— What is being asked —
Reproduce every entry below precisely; do not include the pictures.

— Stored rows —
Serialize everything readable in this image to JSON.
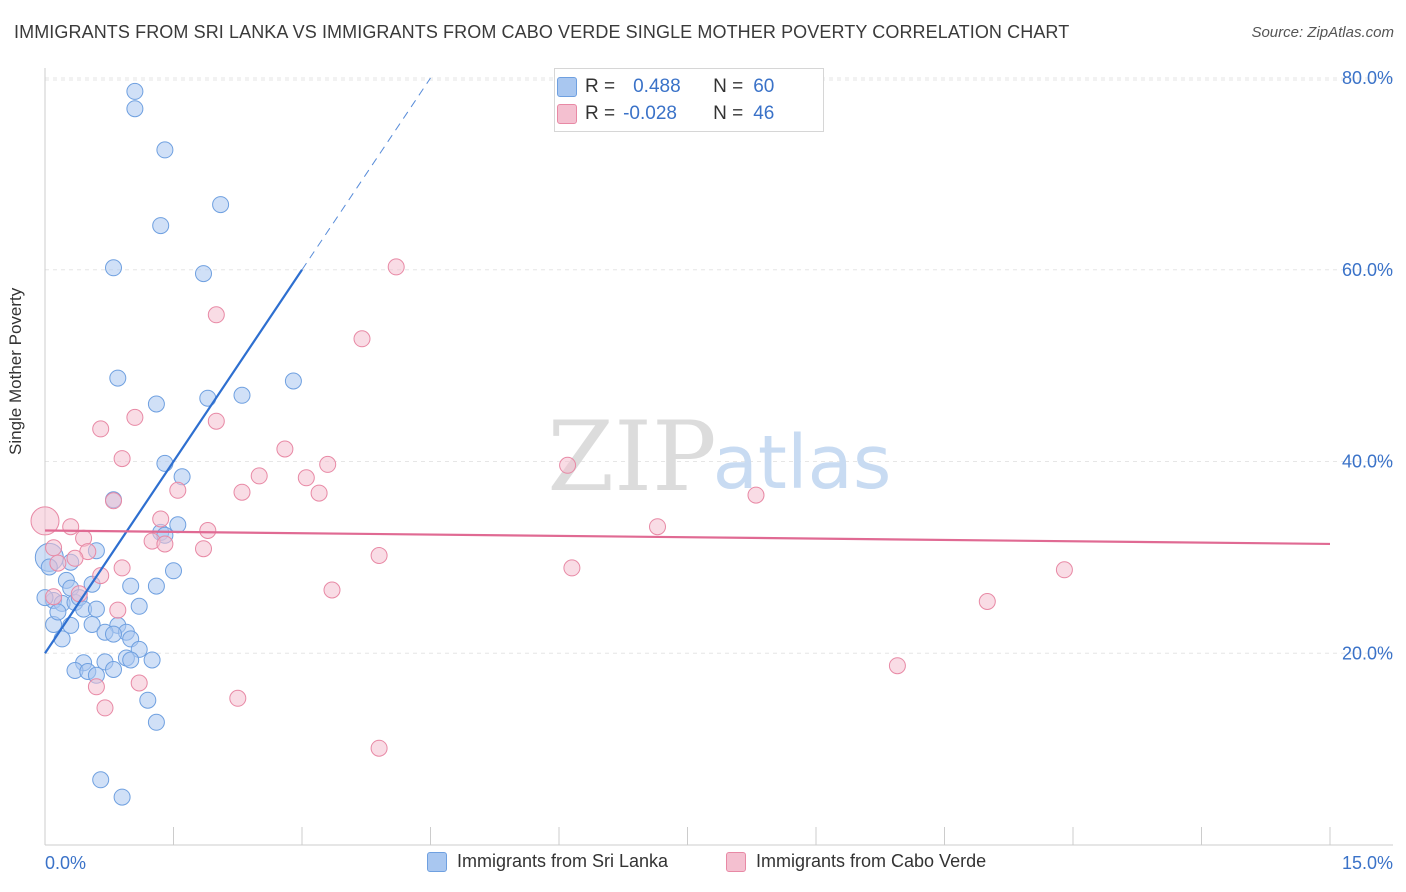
{
  "title": "IMMIGRANTS FROM SRI LANKA VS IMMIGRANTS FROM CABO VERDE SINGLE MOTHER POVERTY CORRELATION CHART",
  "source": "Source: ZipAtlas.com",
  "watermark": {
    "zip": "ZIP",
    "atlas": "atlas"
  },
  "stats": {
    "r_label": "R =",
    "n_label": "N =",
    "rows": [
      {
        "series": "Immigrants from Sri Lanka",
        "r": "0.488",
        "n": "60"
      },
      {
        "series": "Immigrants from Cabo Verde",
        "r": "-0.028",
        "n": "46"
      }
    ]
  },
  "chart_data": {
    "type": "scatter",
    "title": "IMMIGRANTS FROM SRI LANKA VS IMMIGRANTS FROM CABO VERDE SINGLE MOTHER POVERTY CORRELATION CHART",
    "xlabel": "",
    "ylabel": "Single Mother Poverty",
    "xlim": [
      0,
      15
    ],
    "ylim": [
      0,
      82
    ],
    "x_tick_labels": [
      "0.0%",
      "15.0%"
    ],
    "y_ticks": [
      20,
      40,
      60,
      80
    ],
    "y_tick_labels": [
      "20.0%",
      "40.0%",
      "60.0%",
      "80.0%"
    ],
    "grid": true,
    "series": [
      {
        "name": "Immigrants from Sri Lanka",
        "color": "#6fa0e0",
        "fill": "#a9c7f0",
        "trend": {
          "x0": 0.0,
          "y0": 20.0,
          "x1": 3.0,
          "y1": 60.0,
          "dashed_to_x": 4.5,
          "color": "#2e6fd0"
        },
        "points": [
          [
            1.05,
            78.6
          ],
          [
            1.05,
            76.8
          ],
          [
            1.4,
            72.5
          ],
          [
            2.05,
            66.8
          ],
          [
            1.35,
            64.6
          ],
          [
            0.8,
            60.2
          ],
          [
            1.85,
            59.6
          ],
          [
            2.9,
            48.4
          ],
          [
            0.85,
            48.7
          ],
          [
            1.3,
            46.0
          ],
          [
            1.9,
            46.6
          ],
          [
            2.3,
            46.9
          ],
          [
            1.4,
            39.8
          ],
          [
            1.6,
            38.4
          ],
          [
            0.8,
            36.0
          ],
          [
            1.55,
            33.4
          ],
          [
            1.35,
            32.6
          ],
          [
            0.6,
            30.7
          ],
          [
            0.05,
            30.0
          ],
          [
            0.05,
            29.0
          ],
          [
            1.5,
            28.6
          ],
          [
            0.25,
            27.6
          ],
          [
            0.3,
            26.8
          ],
          [
            0.55,
            27.2
          ],
          [
            1.0,
            27.0
          ],
          [
            1.3,
            27.0
          ],
          [
            0.1,
            25.5
          ],
          [
            0.2,
            25.2
          ],
          [
            0.35,
            25.3
          ],
          [
            0.4,
            25.8
          ],
          [
            0.45,
            24.6
          ],
          [
            1.1,
            24.9
          ],
          [
            0.1,
            23.0
          ],
          [
            0.3,
            22.9
          ],
          [
            0.55,
            23.0
          ],
          [
            0.85,
            22.9
          ],
          [
            0.7,
            22.2
          ],
          [
            0.95,
            22.2
          ],
          [
            1.0,
            21.5
          ],
          [
            0.2,
            21.5
          ],
          [
            0.8,
            22.0
          ],
          [
            1.1,
            20.4
          ],
          [
            0.95,
            19.5
          ],
          [
            1.0,
            19.3
          ],
          [
            0.7,
            19.1
          ],
          [
            0.45,
            19.0
          ],
          [
            0.8,
            18.3
          ],
          [
            0.35,
            18.2
          ],
          [
            0.5,
            18.1
          ],
          [
            0.6,
            17.7
          ],
          [
            1.2,
            15.1
          ],
          [
            1.3,
            12.8
          ],
          [
            0.65,
            6.8
          ],
          [
            0.9,
            5.0
          ],
          [
            0.0,
            25.8
          ],
          [
            0.15,
            24.3
          ],
          [
            0.6,
            24.6
          ],
          [
            1.4,
            32.3
          ],
          [
            0.3,
            29.5
          ],
          [
            1.25,
            19.3
          ]
        ]
      },
      {
        "name": "Immigrants from Cabo Verde",
        "color": "#e889a5",
        "fill": "#f4c0d0",
        "trend": {
          "x0": 0.0,
          "y0": 32.8,
          "x1": 15.0,
          "y1": 31.4,
          "color": "#e06a93"
        },
        "points": [
          [
            4.1,
            60.3
          ],
          [
            2.0,
            55.3
          ],
          [
            3.7,
            52.8
          ],
          [
            1.05,
            44.6
          ],
          [
            2.0,
            44.2
          ],
          [
            0.65,
            43.4
          ],
          [
            2.8,
            41.3
          ],
          [
            0.9,
            40.3
          ],
          [
            3.3,
            39.7
          ],
          [
            6.1,
            39.6
          ],
          [
            2.5,
            38.5
          ],
          [
            3.05,
            38.3
          ],
          [
            1.55,
            37.0
          ],
          [
            2.3,
            36.8
          ],
          [
            3.2,
            36.7
          ],
          [
            8.3,
            36.5
          ],
          [
            0.8,
            35.9
          ],
          [
            1.35,
            34.0
          ],
          [
            0.0,
            33.8
          ],
          [
            0.3,
            33.2
          ],
          [
            1.9,
            32.8
          ],
          [
            7.15,
            33.2
          ],
          [
            0.45,
            32.0
          ],
          [
            1.25,
            31.7
          ],
          [
            1.4,
            31.4
          ],
          [
            0.1,
            31.0
          ],
          [
            0.5,
            30.6
          ],
          [
            1.85,
            30.9
          ],
          [
            3.9,
            30.2
          ],
          [
            0.35,
            29.9
          ],
          [
            0.15,
            29.4
          ],
          [
            0.9,
            28.9
          ],
          [
            6.15,
            28.9
          ],
          [
            11.9,
            28.7
          ],
          [
            0.65,
            28.1
          ],
          [
            3.35,
            26.6
          ],
          [
            0.4,
            26.2
          ],
          [
            0.1,
            25.9
          ],
          [
            11.0,
            25.4
          ],
          [
            0.85,
            24.5
          ],
          [
            1.1,
            16.9
          ],
          [
            0.6,
            16.5
          ],
          [
            2.25,
            15.3
          ],
          [
            0.7,
            14.3
          ],
          [
            9.95,
            18.7
          ],
          [
            3.9,
            10.1
          ]
        ]
      }
    ]
  },
  "legend": {
    "items": [
      {
        "label": "Immigrants from Sri Lanka",
        "color": "#a9c7f0",
        "border": "#6fa0e0"
      },
      {
        "label": "Immigrants from Cabo Verde",
        "color": "#f4c0d0",
        "border": "#e889a5"
      }
    ]
  }
}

— Completed exercise —
Serialize everything readable in this image to JSON.
{
  "title": "IMMIGRANTS FROM SRI LANKA VS IMMIGRANTS FROM CABO VERDE SINGLE MOTHER POVERTY CORRELATION CHART",
  "source": "Source: ZipAtlas.com",
  "watermark": {
    "zip": "ZIP",
    "atlas": "atlas"
  },
  "stats": {
    "r_label": "R =",
    "n_label": "N =",
    "rows": [
      {
        "series": "Immigrants from Sri Lanka",
        "r": "0.488",
        "n": "60"
      },
      {
        "series": "Immigrants from Cabo Verde",
        "r": "-0.028",
        "n": "46"
      }
    ]
  },
  "chart_data": {
    "type": "scatter",
    "title": "IMMIGRANTS FROM SRI LANKA VS IMMIGRANTS FROM CABO VERDE SINGLE MOTHER POVERTY CORRELATION CHART",
    "xlabel": "",
    "ylabel": "Single Mother Poverty",
    "xlim": [
      0,
      15
    ],
    "ylim": [
      0,
      82
    ],
    "x_tick_labels": [
      "0.0%",
      "15.0%"
    ],
    "y_ticks": [
      20,
      40,
      60,
      80
    ],
    "y_tick_labels": [
      "20.0%",
      "40.0%",
      "60.0%",
      "80.0%"
    ],
    "grid": true,
    "series": [
      {
        "name": "Immigrants from Sri Lanka",
        "color": "#6fa0e0",
        "fill": "#a9c7f0",
        "trend": {
          "x0": 0.0,
          "y0": 20.0,
          "x1": 3.0,
          "y1": 60.0,
          "dashed_to_x": 4.5,
          "color": "#2e6fd0"
        },
        "points": [
          [
            1.05,
            78.6
          ],
          [
            1.05,
            76.8
          ],
          [
            1.4,
            72.5
          ],
          [
            2.05,
            66.8
          ],
          [
            1.35,
            64.6
          ],
          [
            0.8,
            60.2
          ],
          [
            1.85,
            59.6
          ],
          [
            2.9,
            48.4
          ],
          [
            0.85,
            48.7
          ],
          [
            1.3,
            46.0
          ],
          [
            1.9,
            46.6
          ],
          [
            2.3,
            46.9
          ],
          [
            1.4,
            39.8
          ],
          [
            1.6,
            38.4
          ],
          [
            0.8,
            36.0
          ],
          [
            1.55,
            33.4
          ],
          [
            1.35,
            32.6
          ],
          [
            0.6,
            30.7
          ],
          [
            0.05,
            30.0
          ],
          [
            0.05,
            29.0
          ],
          [
            1.5,
            28.6
          ],
          [
            0.25,
            27.6
          ],
          [
            0.3,
            26.8
          ],
          [
            0.55,
            27.2
          ],
          [
            1.0,
            27.0
          ],
          [
            1.3,
            27.0
          ],
          [
            0.1,
            25.5
          ],
          [
            0.2,
            25.2
          ],
          [
            0.35,
            25.3
          ],
          [
            0.4,
            25.8
          ],
          [
            0.45,
            24.6
          ],
          [
            1.1,
            24.9
          ],
          [
            0.1,
            23.0
          ],
          [
            0.3,
            22.9
          ],
          [
            0.55,
            23.0
          ],
          [
            0.85,
            22.9
          ],
          [
            0.7,
            22.2
          ],
          [
            0.95,
            22.2
          ],
          [
            1.0,
            21.5
          ],
          [
            0.2,
            21.5
          ],
          [
            0.8,
            22.0
          ],
          [
            1.1,
            20.4
          ],
          [
            0.95,
            19.5
          ],
          [
            1.0,
            19.3
          ],
          [
            0.7,
            19.1
          ],
          [
            0.45,
            19.0
          ],
          [
            0.8,
            18.3
          ],
          [
            0.35,
            18.2
          ],
          [
            0.5,
            18.1
          ],
          [
            0.6,
            17.7
          ],
          [
            1.2,
            15.1
          ],
          [
            1.3,
            12.8
          ],
          [
            0.65,
            6.8
          ],
          [
            0.9,
            5.0
          ],
          [
            0.0,
            25.8
          ],
          [
            0.15,
            24.3
          ],
          [
            0.6,
            24.6
          ],
          [
            1.4,
            32.3
          ],
          [
            0.3,
            29.5
          ],
          [
            1.25,
            19.3
          ]
        ]
      },
      {
        "name": "Immigrants from Cabo Verde",
        "color": "#e889a5",
        "fill": "#f4c0d0",
        "trend": {
          "x0": 0.0,
          "y0": 32.8,
          "x1": 15.0,
          "y1": 31.4,
          "color": "#e06a93"
        },
        "points": [
          [
            4.1,
            60.3
          ],
          [
            2.0,
            55.3
          ],
          [
            3.7,
            52.8
          ],
          [
            1.05,
            44.6
          ],
          [
            2.0,
            44.2
          ],
          [
            0.65,
            43.4
          ],
          [
            2.8,
            41.3
          ],
          [
            0.9,
            40.3
          ],
          [
            3.3,
            39.7
          ],
          [
            6.1,
            39.6
          ],
          [
            2.5,
            38.5
          ],
          [
            3.05,
            38.3
          ],
          [
            1.55,
            37.0
          ],
          [
            2.3,
            36.8
          ],
          [
            3.2,
            36.7
          ],
          [
            8.3,
            36.5
          ],
          [
            0.8,
            35.9
          ],
          [
            1.35,
            34.0
          ],
          [
            0.0,
            33.8
          ],
          [
            0.3,
            33.2
          ],
          [
            1.9,
            32.8
          ],
          [
            7.15,
            33.2
          ],
          [
            0.45,
            32.0
          ],
          [
            1.25,
            31.7
          ],
          [
            1.4,
            31.4
          ],
          [
            0.1,
            31.0
          ],
          [
            0.5,
            30.6
          ],
          [
            1.85,
            30.9
          ],
          [
            3.9,
            30.2
          ],
          [
            0.35,
            29.9
          ],
          [
            0.15,
            29.4
          ],
          [
            0.9,
            28.9
          ],
          [
            6.15,
            28.9
          ],
          [
            11.9,
            28.7
          ],
          [
            0.65,
            28.1
          ],
          [
            3.35,
            26.6
          ],
          [
            0.4,
            26.2
          ],
          [
            0.1,
            25.9
          ],
          [
            11.0,
            25.4
          ],
          [
            0.85,
            24.5
          ],
          [
            1.1,
            16.9
          ],
          [
            0.6,
            16.5
          ],
          [
            2.25,
            15.3
          ],
          [
            0.7,
            14.3
          ],
          [
            9.95,
            18.7
          ],
          [
            3.9,
            10.1
          ]
        ]
      }
    ]
  },
  "legend": {
    "items": [
      {
        "label": "Immigrants from Sri Lanka",
        "color": "#a9c7f0",
        "border": "#6fa0e0"
      },
      {
        "label": "Immigrants from Cabo Verde",
        "color": "#f4c0d0",
        "border": "#e889a5"
      }
    ]
  }
}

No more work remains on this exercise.